(Items listed in a dataset)
# # # # #

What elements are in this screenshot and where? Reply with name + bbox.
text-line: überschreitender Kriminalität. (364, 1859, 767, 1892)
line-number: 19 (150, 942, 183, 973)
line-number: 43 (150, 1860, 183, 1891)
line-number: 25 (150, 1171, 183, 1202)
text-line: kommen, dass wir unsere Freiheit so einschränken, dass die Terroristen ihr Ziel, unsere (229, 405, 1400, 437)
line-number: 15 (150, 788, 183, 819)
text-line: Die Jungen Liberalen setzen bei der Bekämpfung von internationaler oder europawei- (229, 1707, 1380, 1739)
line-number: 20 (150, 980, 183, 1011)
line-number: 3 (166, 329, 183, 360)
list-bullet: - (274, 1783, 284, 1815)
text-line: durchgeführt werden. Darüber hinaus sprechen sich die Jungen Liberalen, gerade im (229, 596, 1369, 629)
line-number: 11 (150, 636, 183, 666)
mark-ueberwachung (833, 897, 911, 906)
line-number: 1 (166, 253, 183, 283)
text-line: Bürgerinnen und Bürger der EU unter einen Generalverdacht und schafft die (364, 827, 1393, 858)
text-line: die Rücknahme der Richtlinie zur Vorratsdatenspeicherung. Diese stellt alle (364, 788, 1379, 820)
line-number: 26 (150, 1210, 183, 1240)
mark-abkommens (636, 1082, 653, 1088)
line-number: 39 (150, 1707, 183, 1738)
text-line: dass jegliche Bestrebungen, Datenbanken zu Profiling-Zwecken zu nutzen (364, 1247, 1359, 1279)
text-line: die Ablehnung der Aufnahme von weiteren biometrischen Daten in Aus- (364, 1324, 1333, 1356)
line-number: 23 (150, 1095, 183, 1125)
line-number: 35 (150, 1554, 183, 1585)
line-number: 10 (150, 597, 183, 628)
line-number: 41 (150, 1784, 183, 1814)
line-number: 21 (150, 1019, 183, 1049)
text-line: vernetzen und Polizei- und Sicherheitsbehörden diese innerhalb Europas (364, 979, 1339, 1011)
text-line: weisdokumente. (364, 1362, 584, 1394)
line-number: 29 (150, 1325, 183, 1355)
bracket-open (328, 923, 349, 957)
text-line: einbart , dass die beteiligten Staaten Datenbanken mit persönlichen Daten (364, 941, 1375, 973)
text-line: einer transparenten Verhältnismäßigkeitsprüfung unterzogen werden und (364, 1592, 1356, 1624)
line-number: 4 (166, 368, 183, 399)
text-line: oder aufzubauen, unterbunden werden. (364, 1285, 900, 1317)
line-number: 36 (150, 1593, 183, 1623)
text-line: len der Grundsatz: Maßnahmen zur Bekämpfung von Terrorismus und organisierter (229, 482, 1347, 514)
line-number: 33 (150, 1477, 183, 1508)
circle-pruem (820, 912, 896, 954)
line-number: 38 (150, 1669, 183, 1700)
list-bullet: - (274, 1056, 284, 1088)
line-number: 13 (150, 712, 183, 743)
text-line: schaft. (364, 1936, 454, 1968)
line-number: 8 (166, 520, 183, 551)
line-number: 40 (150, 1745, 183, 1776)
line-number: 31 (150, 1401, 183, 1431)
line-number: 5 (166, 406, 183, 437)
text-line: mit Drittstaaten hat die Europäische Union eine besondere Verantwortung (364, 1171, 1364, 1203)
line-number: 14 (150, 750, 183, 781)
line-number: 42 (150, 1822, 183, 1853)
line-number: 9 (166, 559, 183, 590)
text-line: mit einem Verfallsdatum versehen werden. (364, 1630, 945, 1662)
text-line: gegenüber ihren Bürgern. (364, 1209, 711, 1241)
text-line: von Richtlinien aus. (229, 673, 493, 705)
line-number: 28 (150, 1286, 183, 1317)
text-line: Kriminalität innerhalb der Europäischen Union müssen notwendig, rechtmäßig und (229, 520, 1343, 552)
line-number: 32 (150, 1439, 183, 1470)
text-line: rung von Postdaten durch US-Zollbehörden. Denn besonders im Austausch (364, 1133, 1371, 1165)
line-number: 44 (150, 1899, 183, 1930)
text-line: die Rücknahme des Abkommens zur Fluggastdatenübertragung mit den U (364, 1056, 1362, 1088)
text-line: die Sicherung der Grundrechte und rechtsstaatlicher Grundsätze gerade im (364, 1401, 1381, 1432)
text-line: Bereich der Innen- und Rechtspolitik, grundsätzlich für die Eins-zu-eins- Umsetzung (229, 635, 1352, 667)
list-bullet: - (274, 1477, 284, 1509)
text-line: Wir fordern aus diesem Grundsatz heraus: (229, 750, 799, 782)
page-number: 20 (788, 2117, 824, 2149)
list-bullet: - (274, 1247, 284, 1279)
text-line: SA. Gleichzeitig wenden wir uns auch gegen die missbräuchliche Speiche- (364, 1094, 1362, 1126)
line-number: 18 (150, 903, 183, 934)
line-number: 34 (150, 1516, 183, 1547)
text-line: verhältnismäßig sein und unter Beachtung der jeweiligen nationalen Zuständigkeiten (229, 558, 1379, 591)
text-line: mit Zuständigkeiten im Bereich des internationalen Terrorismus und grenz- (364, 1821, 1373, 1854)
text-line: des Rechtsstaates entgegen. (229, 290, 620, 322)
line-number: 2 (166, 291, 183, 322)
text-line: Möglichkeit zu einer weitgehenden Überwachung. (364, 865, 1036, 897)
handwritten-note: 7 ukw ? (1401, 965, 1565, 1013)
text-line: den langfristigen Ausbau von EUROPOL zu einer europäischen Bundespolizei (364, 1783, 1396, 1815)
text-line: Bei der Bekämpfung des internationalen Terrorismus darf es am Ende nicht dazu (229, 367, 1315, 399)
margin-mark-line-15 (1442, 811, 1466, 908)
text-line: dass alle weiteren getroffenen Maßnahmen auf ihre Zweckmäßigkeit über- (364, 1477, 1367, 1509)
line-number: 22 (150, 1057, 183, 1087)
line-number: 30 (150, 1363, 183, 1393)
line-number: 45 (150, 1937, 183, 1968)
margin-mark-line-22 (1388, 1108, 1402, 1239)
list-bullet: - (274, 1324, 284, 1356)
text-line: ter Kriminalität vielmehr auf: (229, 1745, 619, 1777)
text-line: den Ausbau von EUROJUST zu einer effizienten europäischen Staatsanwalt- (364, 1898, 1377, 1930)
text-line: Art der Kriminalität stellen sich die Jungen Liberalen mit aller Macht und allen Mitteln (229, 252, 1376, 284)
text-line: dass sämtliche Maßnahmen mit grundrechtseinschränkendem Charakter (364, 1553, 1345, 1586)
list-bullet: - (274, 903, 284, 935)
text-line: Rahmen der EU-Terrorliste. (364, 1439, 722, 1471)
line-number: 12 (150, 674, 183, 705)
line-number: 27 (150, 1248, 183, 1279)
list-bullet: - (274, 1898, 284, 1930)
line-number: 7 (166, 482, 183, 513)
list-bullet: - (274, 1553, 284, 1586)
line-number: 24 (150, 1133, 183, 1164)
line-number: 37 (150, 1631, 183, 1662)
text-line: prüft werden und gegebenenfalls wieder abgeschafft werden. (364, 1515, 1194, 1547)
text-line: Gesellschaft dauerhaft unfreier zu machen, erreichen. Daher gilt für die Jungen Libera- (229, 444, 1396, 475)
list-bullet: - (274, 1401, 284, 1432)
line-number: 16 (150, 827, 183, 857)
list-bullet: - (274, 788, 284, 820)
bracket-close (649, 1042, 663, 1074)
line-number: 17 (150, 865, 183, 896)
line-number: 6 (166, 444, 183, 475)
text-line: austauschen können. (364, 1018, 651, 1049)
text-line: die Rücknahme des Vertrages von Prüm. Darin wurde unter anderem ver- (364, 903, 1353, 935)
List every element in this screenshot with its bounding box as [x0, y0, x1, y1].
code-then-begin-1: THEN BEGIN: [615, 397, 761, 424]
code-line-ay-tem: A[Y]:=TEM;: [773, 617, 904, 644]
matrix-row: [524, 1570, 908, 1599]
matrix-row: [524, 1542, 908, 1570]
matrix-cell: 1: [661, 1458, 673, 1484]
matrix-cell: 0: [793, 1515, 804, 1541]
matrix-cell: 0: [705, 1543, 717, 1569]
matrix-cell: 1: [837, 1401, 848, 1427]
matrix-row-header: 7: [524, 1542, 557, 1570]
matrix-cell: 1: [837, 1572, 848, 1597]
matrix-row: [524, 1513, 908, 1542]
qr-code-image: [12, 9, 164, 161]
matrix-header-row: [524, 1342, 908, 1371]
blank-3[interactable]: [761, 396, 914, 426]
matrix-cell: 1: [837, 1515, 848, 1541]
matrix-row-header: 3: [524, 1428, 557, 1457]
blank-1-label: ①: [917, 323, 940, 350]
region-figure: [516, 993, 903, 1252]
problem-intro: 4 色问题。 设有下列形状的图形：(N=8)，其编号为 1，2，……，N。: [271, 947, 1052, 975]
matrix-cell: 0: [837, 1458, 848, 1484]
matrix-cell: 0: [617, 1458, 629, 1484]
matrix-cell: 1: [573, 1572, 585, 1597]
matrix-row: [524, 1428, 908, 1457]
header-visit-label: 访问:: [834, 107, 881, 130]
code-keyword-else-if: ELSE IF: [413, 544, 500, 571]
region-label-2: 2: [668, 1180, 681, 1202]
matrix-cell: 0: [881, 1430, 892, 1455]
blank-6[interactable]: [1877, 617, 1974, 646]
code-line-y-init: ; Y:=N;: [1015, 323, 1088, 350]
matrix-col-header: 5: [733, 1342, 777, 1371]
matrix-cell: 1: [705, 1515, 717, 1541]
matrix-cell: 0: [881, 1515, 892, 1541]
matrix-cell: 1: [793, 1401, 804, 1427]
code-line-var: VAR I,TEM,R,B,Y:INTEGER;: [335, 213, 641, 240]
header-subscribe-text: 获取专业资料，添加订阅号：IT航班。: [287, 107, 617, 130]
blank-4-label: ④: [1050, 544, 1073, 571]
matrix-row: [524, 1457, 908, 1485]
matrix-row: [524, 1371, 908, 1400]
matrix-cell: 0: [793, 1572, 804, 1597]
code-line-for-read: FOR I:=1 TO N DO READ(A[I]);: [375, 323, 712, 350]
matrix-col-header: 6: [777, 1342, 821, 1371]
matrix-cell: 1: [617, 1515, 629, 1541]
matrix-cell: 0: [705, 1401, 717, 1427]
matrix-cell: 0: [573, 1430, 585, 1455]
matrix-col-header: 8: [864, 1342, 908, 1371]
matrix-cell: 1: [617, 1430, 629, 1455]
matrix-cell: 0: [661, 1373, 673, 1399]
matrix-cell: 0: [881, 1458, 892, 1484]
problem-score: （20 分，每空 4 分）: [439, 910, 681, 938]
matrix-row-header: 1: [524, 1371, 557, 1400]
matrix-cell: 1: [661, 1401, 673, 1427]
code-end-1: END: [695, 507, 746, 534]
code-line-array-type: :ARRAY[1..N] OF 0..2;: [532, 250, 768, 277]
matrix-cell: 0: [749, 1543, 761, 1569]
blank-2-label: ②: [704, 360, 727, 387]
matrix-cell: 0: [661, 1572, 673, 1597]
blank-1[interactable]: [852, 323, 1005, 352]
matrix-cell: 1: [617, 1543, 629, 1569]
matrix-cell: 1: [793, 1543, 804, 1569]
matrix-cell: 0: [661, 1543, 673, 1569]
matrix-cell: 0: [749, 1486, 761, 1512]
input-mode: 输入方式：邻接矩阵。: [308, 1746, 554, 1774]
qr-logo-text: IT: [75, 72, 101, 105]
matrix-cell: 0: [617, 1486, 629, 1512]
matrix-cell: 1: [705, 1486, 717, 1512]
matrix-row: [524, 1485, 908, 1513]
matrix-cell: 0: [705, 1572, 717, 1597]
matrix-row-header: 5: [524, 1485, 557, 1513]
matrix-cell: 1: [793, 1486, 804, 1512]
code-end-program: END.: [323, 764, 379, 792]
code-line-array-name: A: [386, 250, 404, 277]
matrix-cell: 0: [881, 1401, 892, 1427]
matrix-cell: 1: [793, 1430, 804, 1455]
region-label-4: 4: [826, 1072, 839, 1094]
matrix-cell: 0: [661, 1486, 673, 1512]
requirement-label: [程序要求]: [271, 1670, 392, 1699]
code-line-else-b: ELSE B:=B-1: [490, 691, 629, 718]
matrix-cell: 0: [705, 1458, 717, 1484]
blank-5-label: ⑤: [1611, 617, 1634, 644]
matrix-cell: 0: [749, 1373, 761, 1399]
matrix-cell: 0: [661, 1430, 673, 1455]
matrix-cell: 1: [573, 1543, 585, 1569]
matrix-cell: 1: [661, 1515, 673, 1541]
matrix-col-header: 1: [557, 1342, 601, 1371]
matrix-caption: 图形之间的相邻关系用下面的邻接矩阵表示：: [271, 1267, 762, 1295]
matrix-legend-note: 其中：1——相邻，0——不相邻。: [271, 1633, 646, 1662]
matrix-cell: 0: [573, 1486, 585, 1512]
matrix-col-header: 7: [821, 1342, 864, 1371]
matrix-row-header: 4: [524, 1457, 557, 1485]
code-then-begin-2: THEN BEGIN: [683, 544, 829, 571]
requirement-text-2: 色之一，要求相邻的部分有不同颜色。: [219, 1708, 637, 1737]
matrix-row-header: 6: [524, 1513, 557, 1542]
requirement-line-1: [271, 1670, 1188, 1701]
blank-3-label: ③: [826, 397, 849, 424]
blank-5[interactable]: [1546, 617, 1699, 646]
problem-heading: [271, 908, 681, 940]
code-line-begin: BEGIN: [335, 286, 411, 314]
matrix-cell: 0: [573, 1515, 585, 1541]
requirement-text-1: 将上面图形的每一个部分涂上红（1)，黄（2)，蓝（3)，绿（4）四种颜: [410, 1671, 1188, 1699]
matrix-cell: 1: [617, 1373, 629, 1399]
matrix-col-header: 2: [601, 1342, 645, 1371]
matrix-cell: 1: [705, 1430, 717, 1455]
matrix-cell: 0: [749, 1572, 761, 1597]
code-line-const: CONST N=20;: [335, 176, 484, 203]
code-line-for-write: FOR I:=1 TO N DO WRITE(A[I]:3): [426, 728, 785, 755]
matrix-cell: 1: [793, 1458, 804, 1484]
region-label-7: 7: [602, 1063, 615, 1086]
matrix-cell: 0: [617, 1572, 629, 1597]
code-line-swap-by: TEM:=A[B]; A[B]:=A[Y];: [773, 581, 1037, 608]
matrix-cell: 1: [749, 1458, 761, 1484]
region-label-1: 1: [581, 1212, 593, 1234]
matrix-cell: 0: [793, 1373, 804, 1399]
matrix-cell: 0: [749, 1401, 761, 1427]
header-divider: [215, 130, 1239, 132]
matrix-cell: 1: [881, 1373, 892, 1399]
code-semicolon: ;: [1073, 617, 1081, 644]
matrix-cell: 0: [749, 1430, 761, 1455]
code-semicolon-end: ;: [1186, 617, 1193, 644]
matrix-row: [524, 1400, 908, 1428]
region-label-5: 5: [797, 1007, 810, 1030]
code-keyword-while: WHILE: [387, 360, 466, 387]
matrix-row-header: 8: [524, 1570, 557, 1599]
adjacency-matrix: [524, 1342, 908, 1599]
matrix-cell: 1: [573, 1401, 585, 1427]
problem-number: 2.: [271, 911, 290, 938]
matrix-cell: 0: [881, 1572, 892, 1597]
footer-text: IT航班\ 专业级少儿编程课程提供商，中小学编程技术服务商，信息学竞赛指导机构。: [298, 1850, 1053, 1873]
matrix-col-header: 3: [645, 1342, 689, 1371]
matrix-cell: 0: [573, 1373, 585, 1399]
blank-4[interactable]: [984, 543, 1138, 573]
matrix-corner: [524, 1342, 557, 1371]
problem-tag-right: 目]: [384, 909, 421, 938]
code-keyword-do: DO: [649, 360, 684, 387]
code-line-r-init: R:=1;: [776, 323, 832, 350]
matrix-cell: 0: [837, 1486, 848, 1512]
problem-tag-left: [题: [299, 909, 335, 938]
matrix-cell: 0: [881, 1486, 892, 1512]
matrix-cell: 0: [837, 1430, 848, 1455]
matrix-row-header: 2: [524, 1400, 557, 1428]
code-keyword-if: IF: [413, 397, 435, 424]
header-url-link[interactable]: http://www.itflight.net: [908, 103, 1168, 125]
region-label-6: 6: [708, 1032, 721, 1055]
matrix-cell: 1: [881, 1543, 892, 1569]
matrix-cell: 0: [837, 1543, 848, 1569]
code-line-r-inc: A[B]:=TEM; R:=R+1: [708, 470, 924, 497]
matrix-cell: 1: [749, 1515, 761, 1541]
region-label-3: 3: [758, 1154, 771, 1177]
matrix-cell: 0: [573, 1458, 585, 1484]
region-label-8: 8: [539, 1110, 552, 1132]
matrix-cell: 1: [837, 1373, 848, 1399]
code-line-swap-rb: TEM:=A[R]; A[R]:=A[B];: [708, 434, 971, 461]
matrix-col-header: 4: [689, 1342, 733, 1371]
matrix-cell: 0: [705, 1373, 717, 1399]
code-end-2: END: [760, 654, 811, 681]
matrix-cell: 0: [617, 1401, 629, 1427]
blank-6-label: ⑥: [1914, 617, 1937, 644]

# # # # #

Required task: Recast the listing, from its first line through the line containing "line-number: 1 (166, 253, 183, 283)" with both included, as a numbered list that leaves out blank lines.

Task output:
1. What elements are in this screenshot and where? Reply with name + bbox.
2. text-line: überschreitender Kriminalität. (364, 1859, 767, 1892)
3. line-number: 19 (150, 942, 183, 973)
4. line-number: 43 (150, 1860, 183, 1891)
5. line-number: 25 (150, 1171, 183, 1202)
6. text-line: kommen, dass wir unsere Freiheit so einschränken, dass die Terroristen ihr Ziel, unsere (229, 405, 1400, 437)
7. line-number: 15 (150, 788, 183, 819)
8. text-line: Die Jungen Liberalen setzen bei der Bekämpfung von internationaler oder europawei- (229, 1707, 1380, 1739)
9. line-number: 20 (150, 980, 183, 1011)
10. line-number: 3 (166, 329, 183, 360)
11. list-bullet: - (274, 1783, 284, 1815)
12. text-line: durchgeführt werden. Darüber hinaus sprechen sich die Jungen Liberalen, gerade im (229, 596, 1369, 629)
13. line-number: 11 (150, 636, 183, 666)
14. mark-ueberwachung (833, 897, 911, 906)
15. line-number: 1 (166, 253, 183, 283)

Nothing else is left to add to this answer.